INSTRUCTIONS TO FOLLOW
Give the number of lines in the data that hold the word "letter", and nothing else.

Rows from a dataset
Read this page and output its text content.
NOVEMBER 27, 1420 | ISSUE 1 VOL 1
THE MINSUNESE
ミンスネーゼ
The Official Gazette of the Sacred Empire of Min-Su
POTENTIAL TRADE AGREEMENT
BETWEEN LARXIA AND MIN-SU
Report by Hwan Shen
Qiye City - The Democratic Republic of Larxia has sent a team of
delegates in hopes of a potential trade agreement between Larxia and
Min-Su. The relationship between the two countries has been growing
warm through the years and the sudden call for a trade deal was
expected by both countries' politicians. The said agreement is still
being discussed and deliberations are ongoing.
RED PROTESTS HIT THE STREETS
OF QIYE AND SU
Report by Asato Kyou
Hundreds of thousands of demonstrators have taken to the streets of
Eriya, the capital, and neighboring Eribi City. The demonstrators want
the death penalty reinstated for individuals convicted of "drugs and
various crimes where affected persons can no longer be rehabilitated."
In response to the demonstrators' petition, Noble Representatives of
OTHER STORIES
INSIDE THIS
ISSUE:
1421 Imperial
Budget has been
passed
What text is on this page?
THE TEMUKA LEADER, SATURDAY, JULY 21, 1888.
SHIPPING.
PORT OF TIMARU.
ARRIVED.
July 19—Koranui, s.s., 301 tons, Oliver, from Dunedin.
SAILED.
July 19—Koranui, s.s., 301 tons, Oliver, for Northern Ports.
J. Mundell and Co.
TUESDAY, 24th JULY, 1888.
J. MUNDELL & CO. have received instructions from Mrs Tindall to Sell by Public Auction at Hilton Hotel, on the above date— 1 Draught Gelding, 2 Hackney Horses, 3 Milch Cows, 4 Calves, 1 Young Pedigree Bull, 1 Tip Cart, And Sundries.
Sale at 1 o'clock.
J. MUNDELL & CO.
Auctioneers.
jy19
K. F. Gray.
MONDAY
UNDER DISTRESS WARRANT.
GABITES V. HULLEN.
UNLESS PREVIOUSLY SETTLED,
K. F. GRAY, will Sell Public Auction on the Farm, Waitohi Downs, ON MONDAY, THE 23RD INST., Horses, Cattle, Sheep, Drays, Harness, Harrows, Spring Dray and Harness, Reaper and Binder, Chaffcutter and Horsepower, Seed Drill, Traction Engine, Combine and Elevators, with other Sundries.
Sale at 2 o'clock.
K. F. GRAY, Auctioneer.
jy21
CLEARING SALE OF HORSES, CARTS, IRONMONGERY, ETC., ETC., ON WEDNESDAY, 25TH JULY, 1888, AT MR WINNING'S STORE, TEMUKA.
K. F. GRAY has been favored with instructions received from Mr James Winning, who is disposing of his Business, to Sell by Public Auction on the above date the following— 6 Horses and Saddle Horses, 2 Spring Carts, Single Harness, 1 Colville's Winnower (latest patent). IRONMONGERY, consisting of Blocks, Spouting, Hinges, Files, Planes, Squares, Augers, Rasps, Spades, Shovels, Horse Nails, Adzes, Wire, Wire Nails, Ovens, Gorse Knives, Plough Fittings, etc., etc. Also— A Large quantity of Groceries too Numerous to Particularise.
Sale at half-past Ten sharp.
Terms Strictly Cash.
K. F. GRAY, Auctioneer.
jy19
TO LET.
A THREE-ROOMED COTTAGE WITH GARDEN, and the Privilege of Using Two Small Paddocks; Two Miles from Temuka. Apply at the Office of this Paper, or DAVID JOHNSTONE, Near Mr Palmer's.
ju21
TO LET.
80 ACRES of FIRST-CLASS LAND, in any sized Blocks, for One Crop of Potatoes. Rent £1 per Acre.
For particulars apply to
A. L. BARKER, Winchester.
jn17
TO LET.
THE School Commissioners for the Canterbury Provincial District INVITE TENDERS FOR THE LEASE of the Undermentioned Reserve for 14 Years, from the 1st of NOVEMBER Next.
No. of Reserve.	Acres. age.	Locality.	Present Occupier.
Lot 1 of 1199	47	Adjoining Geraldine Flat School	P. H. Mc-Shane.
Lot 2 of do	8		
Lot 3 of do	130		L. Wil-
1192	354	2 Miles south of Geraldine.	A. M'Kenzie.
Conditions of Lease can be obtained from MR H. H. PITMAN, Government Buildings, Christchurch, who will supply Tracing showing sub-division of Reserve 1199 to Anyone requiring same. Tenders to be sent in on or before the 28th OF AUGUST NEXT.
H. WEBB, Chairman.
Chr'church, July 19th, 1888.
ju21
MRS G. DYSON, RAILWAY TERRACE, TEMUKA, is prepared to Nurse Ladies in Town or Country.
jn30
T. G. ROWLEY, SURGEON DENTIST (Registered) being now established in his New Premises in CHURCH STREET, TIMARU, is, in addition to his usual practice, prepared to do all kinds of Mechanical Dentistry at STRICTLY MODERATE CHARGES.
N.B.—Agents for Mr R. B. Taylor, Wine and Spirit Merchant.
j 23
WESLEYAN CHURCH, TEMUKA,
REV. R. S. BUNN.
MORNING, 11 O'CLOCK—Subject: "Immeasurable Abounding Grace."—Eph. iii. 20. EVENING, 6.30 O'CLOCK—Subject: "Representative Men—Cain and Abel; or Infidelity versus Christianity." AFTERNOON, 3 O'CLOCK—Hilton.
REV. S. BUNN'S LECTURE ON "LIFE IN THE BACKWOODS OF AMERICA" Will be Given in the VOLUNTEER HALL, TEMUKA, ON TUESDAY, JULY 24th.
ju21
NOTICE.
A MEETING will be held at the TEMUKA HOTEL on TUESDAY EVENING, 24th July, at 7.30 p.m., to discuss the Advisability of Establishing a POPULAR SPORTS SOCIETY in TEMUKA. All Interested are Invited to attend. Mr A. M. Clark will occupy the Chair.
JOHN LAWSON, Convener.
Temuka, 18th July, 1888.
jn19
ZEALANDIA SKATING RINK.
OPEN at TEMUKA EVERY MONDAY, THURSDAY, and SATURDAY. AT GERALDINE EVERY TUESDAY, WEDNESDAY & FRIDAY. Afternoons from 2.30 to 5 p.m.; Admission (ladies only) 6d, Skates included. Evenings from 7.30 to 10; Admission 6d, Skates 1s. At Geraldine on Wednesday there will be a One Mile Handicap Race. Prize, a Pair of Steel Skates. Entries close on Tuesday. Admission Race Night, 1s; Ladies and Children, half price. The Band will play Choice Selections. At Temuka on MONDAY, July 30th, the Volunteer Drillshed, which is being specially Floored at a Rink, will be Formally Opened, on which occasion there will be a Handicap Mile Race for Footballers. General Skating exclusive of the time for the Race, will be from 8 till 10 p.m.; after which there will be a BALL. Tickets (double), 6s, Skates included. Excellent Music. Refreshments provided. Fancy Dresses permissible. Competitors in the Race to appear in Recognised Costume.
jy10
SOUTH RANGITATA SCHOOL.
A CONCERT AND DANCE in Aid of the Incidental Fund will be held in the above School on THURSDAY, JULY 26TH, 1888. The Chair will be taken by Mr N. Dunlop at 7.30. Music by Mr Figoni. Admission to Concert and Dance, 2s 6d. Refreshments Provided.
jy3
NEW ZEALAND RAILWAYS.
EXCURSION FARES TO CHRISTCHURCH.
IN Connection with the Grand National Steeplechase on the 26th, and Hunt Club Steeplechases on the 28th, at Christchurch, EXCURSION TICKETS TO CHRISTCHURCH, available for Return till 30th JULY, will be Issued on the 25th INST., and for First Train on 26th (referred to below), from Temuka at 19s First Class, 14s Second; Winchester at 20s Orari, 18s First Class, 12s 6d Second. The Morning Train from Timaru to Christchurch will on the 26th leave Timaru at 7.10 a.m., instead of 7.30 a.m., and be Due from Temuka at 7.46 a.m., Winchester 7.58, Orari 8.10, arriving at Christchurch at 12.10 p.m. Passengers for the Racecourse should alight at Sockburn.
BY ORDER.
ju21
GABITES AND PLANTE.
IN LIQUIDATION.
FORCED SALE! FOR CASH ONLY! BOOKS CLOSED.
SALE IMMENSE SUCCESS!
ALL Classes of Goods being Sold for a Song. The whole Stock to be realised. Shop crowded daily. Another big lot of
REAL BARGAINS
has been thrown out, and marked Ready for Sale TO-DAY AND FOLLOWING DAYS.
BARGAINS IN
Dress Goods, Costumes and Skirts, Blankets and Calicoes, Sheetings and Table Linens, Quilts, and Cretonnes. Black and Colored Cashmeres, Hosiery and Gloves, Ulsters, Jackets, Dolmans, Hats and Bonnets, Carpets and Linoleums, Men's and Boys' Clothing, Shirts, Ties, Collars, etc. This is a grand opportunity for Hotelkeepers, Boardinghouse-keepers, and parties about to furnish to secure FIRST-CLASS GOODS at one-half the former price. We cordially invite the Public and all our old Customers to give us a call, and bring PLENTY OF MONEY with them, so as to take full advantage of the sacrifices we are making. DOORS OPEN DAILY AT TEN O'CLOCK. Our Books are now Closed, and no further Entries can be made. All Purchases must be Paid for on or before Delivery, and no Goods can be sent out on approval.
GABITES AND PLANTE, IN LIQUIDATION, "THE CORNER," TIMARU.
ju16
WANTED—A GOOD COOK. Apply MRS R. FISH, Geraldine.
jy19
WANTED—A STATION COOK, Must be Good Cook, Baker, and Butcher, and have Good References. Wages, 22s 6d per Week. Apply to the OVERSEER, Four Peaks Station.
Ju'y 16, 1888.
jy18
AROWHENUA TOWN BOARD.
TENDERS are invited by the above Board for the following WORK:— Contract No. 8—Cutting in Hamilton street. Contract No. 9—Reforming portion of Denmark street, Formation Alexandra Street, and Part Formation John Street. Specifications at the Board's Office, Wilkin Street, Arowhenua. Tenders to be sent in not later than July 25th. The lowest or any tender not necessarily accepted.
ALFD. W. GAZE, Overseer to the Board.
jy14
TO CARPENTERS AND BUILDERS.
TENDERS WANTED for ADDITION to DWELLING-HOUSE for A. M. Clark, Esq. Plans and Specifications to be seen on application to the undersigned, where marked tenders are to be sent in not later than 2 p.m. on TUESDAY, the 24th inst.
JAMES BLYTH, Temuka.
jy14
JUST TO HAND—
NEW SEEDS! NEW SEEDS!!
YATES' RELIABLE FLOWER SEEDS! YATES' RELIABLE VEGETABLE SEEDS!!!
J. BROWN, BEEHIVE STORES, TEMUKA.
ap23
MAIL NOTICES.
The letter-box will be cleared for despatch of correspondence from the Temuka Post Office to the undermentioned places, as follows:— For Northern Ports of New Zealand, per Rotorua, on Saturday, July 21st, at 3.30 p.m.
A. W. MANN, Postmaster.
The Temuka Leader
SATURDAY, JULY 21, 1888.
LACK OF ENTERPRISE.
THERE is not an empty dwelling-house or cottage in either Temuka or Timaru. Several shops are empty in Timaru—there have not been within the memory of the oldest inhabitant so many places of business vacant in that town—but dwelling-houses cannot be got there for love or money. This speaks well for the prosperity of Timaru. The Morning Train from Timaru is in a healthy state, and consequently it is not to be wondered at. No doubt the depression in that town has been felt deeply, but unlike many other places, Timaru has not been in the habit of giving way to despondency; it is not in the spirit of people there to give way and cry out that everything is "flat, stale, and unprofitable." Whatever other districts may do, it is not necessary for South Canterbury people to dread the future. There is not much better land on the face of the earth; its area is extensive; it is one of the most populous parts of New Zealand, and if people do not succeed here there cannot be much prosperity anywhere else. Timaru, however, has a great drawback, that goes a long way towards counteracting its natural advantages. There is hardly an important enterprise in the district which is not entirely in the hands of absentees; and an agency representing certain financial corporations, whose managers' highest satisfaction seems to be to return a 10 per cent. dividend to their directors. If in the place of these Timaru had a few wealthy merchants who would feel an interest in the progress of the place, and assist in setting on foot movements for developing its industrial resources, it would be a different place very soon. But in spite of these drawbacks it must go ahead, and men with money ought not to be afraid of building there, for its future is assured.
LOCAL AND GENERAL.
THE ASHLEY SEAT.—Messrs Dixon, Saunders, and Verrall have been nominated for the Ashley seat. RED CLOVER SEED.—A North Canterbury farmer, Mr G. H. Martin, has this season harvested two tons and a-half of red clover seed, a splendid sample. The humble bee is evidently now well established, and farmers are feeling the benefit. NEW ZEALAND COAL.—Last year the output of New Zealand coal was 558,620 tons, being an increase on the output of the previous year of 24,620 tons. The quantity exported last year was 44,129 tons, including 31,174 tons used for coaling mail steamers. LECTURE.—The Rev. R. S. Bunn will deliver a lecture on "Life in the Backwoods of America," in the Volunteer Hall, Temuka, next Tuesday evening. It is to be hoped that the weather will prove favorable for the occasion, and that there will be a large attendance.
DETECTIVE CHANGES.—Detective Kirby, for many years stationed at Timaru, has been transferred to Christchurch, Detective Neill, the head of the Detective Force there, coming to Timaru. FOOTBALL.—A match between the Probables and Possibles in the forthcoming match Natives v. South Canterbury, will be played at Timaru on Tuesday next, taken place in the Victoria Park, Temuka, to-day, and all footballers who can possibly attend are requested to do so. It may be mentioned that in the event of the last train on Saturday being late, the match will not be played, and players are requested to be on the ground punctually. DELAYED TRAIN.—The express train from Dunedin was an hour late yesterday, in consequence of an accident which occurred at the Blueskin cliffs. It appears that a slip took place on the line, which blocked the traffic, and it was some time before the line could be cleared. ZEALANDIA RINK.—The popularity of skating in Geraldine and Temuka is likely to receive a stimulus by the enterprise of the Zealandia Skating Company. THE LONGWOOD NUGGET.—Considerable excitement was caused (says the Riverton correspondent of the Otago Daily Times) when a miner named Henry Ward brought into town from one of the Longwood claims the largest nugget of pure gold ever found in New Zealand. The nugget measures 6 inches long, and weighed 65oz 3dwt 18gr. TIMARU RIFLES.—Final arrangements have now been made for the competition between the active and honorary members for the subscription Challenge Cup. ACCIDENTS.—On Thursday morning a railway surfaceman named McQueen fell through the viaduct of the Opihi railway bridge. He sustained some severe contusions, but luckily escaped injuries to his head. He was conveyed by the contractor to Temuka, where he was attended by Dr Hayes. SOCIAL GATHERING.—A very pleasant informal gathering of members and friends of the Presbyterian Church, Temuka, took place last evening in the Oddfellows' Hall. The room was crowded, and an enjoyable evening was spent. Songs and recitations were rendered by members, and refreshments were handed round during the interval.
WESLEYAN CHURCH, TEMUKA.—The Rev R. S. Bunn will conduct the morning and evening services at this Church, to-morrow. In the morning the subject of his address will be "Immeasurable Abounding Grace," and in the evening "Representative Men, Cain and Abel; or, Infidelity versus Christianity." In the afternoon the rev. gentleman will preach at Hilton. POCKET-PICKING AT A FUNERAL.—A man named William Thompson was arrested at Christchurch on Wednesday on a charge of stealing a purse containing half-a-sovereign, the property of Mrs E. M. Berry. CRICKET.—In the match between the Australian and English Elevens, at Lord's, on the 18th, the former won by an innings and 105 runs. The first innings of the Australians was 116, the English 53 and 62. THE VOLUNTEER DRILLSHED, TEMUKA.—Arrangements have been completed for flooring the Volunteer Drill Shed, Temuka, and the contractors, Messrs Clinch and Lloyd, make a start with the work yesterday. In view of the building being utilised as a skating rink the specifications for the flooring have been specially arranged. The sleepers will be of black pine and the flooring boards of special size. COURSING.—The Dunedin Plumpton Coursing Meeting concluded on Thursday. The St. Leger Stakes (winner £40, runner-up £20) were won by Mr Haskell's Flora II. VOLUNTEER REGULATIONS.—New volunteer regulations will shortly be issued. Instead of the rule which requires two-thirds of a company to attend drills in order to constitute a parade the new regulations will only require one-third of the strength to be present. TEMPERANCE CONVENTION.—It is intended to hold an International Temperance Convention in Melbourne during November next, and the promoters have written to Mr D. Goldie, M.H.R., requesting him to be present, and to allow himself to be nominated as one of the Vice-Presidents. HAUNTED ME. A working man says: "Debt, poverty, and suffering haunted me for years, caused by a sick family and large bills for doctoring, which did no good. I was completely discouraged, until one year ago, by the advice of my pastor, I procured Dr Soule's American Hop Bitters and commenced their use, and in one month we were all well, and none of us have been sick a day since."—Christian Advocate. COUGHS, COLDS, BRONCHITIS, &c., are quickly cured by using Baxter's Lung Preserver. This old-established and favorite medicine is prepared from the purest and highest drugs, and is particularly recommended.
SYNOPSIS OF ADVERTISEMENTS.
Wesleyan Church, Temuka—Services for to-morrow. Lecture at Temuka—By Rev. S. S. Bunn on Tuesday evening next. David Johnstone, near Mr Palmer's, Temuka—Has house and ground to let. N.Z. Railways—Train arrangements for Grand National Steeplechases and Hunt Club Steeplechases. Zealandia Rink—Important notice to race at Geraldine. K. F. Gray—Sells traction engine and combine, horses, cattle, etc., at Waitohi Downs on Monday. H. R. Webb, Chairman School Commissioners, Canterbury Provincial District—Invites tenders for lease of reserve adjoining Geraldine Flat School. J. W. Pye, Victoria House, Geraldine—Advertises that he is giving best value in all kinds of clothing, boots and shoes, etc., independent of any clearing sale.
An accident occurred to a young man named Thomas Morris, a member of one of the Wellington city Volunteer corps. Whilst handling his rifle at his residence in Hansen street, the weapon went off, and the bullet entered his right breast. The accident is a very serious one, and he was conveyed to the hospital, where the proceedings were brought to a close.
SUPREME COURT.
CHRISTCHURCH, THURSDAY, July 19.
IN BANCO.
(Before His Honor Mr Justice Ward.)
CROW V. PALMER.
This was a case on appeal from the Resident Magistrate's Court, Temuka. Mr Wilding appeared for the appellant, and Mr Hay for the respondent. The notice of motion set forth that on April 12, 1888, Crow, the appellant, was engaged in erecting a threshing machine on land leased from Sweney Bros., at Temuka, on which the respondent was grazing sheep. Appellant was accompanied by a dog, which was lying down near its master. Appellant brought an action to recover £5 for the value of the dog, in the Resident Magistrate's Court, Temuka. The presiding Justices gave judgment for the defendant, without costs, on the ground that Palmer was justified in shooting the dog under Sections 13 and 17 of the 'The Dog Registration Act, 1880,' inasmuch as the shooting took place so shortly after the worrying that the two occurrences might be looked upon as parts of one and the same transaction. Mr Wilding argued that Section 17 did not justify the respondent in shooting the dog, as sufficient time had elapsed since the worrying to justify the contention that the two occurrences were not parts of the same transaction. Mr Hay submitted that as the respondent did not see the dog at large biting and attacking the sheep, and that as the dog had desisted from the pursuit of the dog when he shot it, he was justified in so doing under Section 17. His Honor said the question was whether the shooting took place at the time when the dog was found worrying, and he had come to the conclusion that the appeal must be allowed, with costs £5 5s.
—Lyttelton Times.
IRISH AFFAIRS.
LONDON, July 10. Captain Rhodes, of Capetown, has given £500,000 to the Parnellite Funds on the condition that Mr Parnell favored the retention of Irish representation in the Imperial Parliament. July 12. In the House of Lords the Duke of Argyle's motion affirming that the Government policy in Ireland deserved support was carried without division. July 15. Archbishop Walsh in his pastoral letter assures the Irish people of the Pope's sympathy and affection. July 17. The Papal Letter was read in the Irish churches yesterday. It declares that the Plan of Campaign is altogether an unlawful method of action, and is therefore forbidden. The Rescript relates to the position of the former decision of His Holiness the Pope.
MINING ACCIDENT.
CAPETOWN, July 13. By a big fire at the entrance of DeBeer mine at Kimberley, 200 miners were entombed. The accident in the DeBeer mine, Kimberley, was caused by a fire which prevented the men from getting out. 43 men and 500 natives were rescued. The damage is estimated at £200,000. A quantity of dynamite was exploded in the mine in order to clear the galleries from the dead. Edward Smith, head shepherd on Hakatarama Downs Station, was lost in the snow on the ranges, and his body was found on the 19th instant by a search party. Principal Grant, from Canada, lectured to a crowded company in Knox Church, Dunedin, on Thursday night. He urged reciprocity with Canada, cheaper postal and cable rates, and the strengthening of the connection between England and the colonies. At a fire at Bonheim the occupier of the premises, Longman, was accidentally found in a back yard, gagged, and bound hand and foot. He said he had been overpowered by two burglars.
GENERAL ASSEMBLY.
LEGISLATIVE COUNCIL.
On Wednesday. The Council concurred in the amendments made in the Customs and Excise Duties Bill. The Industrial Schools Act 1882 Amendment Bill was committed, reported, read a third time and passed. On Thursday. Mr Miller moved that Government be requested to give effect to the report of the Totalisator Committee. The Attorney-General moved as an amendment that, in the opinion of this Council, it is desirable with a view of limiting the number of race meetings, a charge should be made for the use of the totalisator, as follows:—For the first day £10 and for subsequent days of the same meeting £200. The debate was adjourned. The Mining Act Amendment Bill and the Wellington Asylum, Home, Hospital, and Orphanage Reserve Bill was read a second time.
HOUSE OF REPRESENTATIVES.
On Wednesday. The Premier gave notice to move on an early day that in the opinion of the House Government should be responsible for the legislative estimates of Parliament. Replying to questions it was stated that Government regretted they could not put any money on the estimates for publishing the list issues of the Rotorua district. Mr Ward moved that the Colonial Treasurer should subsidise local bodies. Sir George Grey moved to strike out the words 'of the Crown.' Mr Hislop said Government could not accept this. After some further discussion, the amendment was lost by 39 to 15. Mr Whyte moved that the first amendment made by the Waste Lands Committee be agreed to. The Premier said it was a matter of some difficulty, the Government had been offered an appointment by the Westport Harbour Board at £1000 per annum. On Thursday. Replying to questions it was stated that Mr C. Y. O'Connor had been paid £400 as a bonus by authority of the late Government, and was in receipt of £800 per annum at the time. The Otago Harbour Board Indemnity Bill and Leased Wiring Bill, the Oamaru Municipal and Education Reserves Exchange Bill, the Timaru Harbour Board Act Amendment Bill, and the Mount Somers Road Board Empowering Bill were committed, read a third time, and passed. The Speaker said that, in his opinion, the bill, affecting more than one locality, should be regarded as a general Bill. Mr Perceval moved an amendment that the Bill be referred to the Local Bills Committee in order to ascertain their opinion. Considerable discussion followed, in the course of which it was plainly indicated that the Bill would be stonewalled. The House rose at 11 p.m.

WORKED ANSWER
2